• **WHAT IS ASKED**:
Your job is to retype all of the data word for word, leaving every image out.

• **RECORDS PROVIDED**:
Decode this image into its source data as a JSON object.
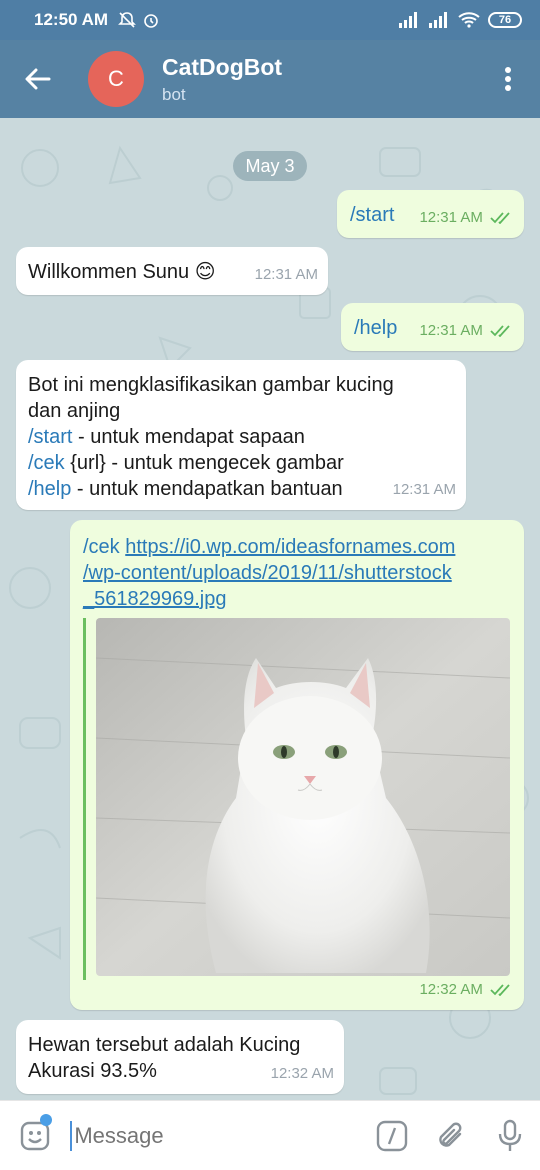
{
  "status_bar": {
    "time": "12:50 AM",
    "battery": "76",
    "icons": [
      "mute-icon",
      "alarm-icon",
      "signal-icon",
      "signal-icon",
      "wifi-icon"
    ]
  },
  "header": {
    "avatar_letter": "C",
    "title": "CatDogBot",
    "subtitle": "bot",
    "colors": {
      "bar": "#5682a3",
      "avatar": "#e5655a"
    }
  },
  "chat": {
    "date_chip": "May 3",
    "messages": [
      {
        "dir": "out",
        "text": "/start",
        "time": "12:31 AM"
      },
      {
        "dir": "in",
        "text": "Willkommen Sunu",
        "emoji": "😊",
        "time": "12:31 AM"
      },
      {
        "dir": "out",
        "text": "/help",
        "time": "12:31 AM"
      },
      {
        "dir": "in",
        "line1": "Bot ini mengklasifikasikan gambar kucing",
        "line2": "dan anjing",
        "cmd_start": "/start",
        "start_desc": " - untuk mendapat sapaan",
        "cmd_cek": "/cek",
        "cek_desc": " {url} - untuk mengecek gambar",
        "cmd_help": "/help",
        "help_desc": " - untuk mendapatkan bantuan",
        "time": "12:31 AM"
      },
      {
        "dir": "out",
        "cmd": "/cek",
        "url_line1": "https://i0.wp.com/ideasfornames.com",
        "url_line2": "/wp-content/uploads/2019/11/shutterstock",
        "url_line3": "_561829969.jpg",
        "time": "12:32 AM"
      },
      {
        "dir": "in",
        "line1": "Hewan tersebut adalah Kucing",
        "line2": "Akurasi 93.5%",
        "time": "12:32 AM"
      }
    ]
  },
  "input": {
    "placeholder": "Message"
  }
}
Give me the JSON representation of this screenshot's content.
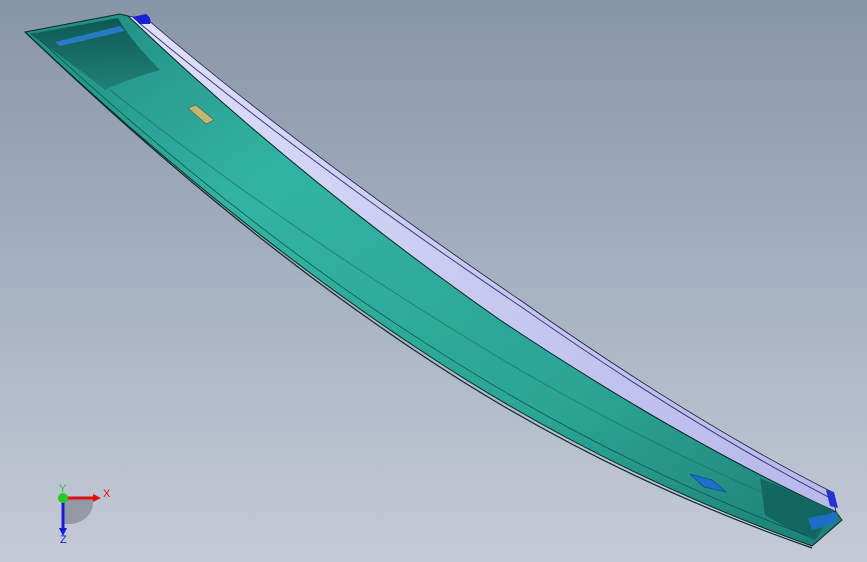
{
  "viewport": {
    "background_top": "#8795a8",
    "background_bottom": "#c4cbd6"
  },
  "model": {
    "body_color": "#2aa594",
    "body_dark": "#0f5f5a",
    "side_color": "#c9cbf2",
    "accent_blue": "#1a22d6"
  },
  "triad": {
    "x_label": "X",
    "y_label": "Y",
    "z_label": "Z",
    "x_color": "#e01010",
    "y_color": "#22cc22",
    "z_color": "#1a1ad8"
  }
}
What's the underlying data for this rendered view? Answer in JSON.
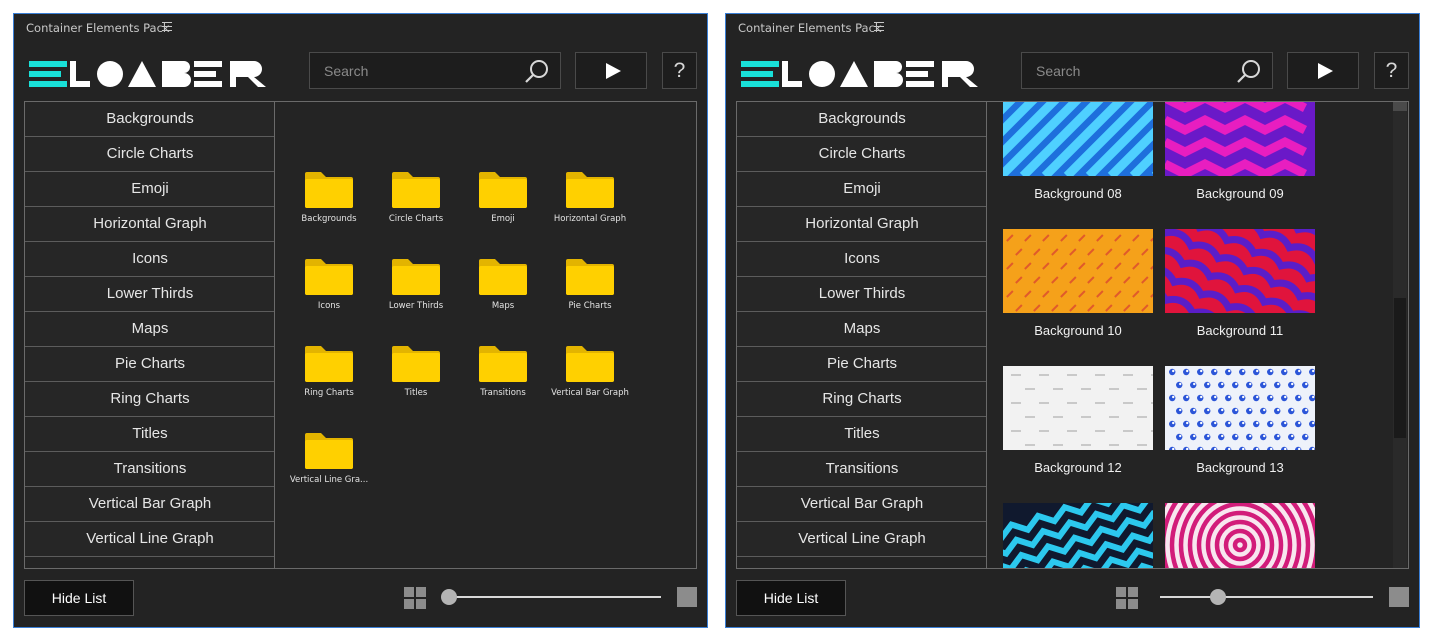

• **SOLVED EXERCISE**:
Decode this image into its source data as a JSON object.
{
  "status_bar": {
    "time": "12:50 AM",
    "battery": "76",
    "icons": [
      "mute-icon",
      "alarm-icon",
      "signal-icon",
      "signal-icon",
      "wifi-icon"
    ]
  },
  "header": {
    "avatar_letter": "C",
    "title": "CatDogBot",
    "subtitle": "bot",
    "colors": {
      "bar": "#5682a3",
      "avatar": "#e5655a"
    }
  },
  "chat": {
    "date_chip": "May 3",
    "messages": [
      {
        "dir": "out",
        "text": "/start",
        "time": "12:31 AM"
      },
      {
        "dir": "in",
        "text": "Willkommen Sunu",
        "emoji": "😊",
        "time": "12:31 AM"
      },
      {
        "dir": "out",
        "text": "/help",
        "time": "12:31 AM"
      },
      {
        "dir": "in",
        "line1": "Bot ini mengklasifikasikan gambar kucing",
        "line2": "dan anjing",
        "cmd_start": "/start",
        "start_desc": " - untuk mendapat sapaan",
        "cmd_cek": "/cek",
        "cek_desc": " {url} - untuk mengecek gambar",
        "cmd_help": "/help",
        "help_desc": " - untuk mendapatkan bantuan",
        "time": "12:31 AM"
      },
      {
        "dir": "out",
        "cmd": "/cek",
        "url_line1": "https://i0.wp.com/ideasfornames.com",
        "url_line2": "/wp-content/uploads/2019/11/shutterstock",
        "url_line3": "_561829969.jpg",
        "time": "12:32 AM"
      },
      {
        "dir": "in",
        "line1": "Hewan tersebut adalah Kucing",
        "line2": "Akurasi 93.5%",
        "time": "12:32 AM"
      }
    ]
  },
  "input": {
    "placeholder": "Message"
  }
}
Give me the JSON representation of this screenshot's content.
{
  "viewport": {
    "background_top": "#8795a8",
    "background_bottom": "#c4cbd6"
  },
  "model": {
    "body_color": "#2aa594",
    "body_dark": "#0f5f5a",
    "side_color": "#c9cbf2",
    "accent_blue": "#1a22d6"
  },
  "triad": {
    "x_label": "X",
    "y_label": "Y",
    "z_label": "Z",
    "x_color": "#e01010",
    "y_color": "#22cc22",
    "z_color": "#1a1ad8"
  }
}
What's the underlying data for this rendered view? Answer in JSON.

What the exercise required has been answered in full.